The exercise |
Search the listing below for "metal". Copy each matching line.

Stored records

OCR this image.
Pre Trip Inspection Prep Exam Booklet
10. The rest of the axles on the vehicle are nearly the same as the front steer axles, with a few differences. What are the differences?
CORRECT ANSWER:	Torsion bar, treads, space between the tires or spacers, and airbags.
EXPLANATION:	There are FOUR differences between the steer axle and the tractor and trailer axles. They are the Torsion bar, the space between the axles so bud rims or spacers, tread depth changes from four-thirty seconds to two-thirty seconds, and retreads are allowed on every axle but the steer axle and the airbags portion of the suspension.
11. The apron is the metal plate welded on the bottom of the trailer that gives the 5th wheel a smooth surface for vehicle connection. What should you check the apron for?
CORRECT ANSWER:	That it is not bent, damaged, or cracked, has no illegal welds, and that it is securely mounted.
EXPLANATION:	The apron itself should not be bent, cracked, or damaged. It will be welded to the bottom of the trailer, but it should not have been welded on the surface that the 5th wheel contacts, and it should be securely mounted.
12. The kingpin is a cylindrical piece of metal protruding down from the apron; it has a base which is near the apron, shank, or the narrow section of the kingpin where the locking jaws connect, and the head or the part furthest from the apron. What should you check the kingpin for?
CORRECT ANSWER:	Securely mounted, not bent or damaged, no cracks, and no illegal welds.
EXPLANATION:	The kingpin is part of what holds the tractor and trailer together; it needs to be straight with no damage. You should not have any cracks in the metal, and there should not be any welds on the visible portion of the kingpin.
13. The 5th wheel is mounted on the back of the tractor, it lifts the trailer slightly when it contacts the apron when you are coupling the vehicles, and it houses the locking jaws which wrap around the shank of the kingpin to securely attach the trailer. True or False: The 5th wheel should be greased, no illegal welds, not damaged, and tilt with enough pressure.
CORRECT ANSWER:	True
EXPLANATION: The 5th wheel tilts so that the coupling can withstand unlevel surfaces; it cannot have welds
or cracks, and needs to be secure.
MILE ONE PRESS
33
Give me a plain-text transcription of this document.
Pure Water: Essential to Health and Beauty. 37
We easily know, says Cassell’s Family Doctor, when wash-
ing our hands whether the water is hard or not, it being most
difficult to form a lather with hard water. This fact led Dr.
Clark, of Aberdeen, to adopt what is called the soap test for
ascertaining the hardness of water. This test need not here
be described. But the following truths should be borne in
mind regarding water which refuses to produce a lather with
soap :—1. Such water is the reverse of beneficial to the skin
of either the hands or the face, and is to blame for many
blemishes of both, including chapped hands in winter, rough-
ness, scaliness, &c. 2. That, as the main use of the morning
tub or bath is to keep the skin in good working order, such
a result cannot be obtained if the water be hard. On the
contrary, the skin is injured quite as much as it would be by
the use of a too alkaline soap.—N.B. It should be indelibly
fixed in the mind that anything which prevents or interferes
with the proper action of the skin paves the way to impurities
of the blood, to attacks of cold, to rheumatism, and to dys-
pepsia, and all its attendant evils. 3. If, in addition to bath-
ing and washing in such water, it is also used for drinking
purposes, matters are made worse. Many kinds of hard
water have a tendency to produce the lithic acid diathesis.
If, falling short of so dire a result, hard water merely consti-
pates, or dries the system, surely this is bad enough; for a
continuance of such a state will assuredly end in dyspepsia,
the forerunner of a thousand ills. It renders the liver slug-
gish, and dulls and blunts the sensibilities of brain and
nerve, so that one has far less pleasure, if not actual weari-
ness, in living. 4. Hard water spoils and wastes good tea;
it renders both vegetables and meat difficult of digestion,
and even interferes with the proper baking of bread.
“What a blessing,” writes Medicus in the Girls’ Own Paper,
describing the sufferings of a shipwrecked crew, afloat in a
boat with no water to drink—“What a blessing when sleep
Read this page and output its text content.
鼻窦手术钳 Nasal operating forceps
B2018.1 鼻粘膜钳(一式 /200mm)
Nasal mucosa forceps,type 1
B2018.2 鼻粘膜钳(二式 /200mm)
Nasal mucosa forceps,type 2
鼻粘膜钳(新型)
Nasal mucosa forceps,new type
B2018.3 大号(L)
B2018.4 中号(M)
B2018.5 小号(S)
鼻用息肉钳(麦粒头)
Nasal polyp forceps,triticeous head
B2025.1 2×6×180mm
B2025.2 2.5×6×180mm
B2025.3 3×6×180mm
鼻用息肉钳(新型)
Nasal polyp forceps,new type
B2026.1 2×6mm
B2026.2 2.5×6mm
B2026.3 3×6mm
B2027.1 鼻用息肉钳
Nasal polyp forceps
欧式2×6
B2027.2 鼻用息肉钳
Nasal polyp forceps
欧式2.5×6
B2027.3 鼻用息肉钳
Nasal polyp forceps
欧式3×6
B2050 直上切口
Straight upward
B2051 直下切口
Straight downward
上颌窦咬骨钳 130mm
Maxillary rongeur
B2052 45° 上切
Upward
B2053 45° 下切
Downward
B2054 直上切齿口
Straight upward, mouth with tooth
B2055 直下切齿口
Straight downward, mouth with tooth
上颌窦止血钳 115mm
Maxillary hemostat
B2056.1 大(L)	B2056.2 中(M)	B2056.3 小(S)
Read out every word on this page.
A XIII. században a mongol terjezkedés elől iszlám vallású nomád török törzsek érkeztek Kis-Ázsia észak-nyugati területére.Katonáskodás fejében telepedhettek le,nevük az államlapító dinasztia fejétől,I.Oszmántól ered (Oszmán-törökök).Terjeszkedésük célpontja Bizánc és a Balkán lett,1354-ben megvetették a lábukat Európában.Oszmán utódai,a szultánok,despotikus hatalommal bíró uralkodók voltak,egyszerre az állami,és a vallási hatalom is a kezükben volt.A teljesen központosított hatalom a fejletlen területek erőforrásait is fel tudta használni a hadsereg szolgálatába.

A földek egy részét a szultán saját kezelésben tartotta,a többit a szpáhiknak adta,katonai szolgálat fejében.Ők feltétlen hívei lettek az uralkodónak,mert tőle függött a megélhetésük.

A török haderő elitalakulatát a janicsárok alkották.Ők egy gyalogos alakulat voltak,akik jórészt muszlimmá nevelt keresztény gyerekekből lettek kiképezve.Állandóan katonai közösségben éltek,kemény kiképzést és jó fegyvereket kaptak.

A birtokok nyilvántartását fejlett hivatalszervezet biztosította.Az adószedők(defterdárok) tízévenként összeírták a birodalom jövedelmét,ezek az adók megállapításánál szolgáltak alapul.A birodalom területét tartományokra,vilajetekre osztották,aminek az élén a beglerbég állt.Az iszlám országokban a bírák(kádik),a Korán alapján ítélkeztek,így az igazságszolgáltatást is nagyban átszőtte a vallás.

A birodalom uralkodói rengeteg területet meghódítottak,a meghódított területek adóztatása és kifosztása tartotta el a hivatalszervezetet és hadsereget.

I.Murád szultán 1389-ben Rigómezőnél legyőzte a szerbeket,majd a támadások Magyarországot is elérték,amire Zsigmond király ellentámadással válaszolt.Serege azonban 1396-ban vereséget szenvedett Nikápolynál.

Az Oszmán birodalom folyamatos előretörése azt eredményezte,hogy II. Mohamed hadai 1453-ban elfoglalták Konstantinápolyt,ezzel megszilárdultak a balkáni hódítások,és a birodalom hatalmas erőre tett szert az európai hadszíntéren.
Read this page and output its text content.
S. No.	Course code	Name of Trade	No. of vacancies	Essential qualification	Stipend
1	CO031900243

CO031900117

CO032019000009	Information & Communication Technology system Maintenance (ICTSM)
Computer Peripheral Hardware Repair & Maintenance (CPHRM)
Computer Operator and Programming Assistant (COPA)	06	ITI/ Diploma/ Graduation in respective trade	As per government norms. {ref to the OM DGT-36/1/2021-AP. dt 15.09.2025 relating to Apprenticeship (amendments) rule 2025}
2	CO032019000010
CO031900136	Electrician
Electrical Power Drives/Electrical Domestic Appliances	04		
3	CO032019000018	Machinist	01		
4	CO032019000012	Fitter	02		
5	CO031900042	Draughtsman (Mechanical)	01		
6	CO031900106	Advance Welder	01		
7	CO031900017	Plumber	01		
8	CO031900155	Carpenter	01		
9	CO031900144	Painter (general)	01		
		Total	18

Exercise solution |
11. The apron is the metal plate welded on the bottom of the trailer that gives the 5th wheel a smooth surface for vehicle connection. What should you check the apron for?
12. The kingpin is a cylindrical piece of metal protruding down from the apron; it has a base which is near the apron, shank, or the narrow section of the kingpin where the locking jaws connect, and the head or the part furthest from the apron. What should you check the kingpin for?
EXPLANATION:	The kingpin is part of what holds the tractor and trailer together; it needs to be straight with no damage. You should not have any cracks in the metal, and there should not be any welds on the visible portion of the kingpin.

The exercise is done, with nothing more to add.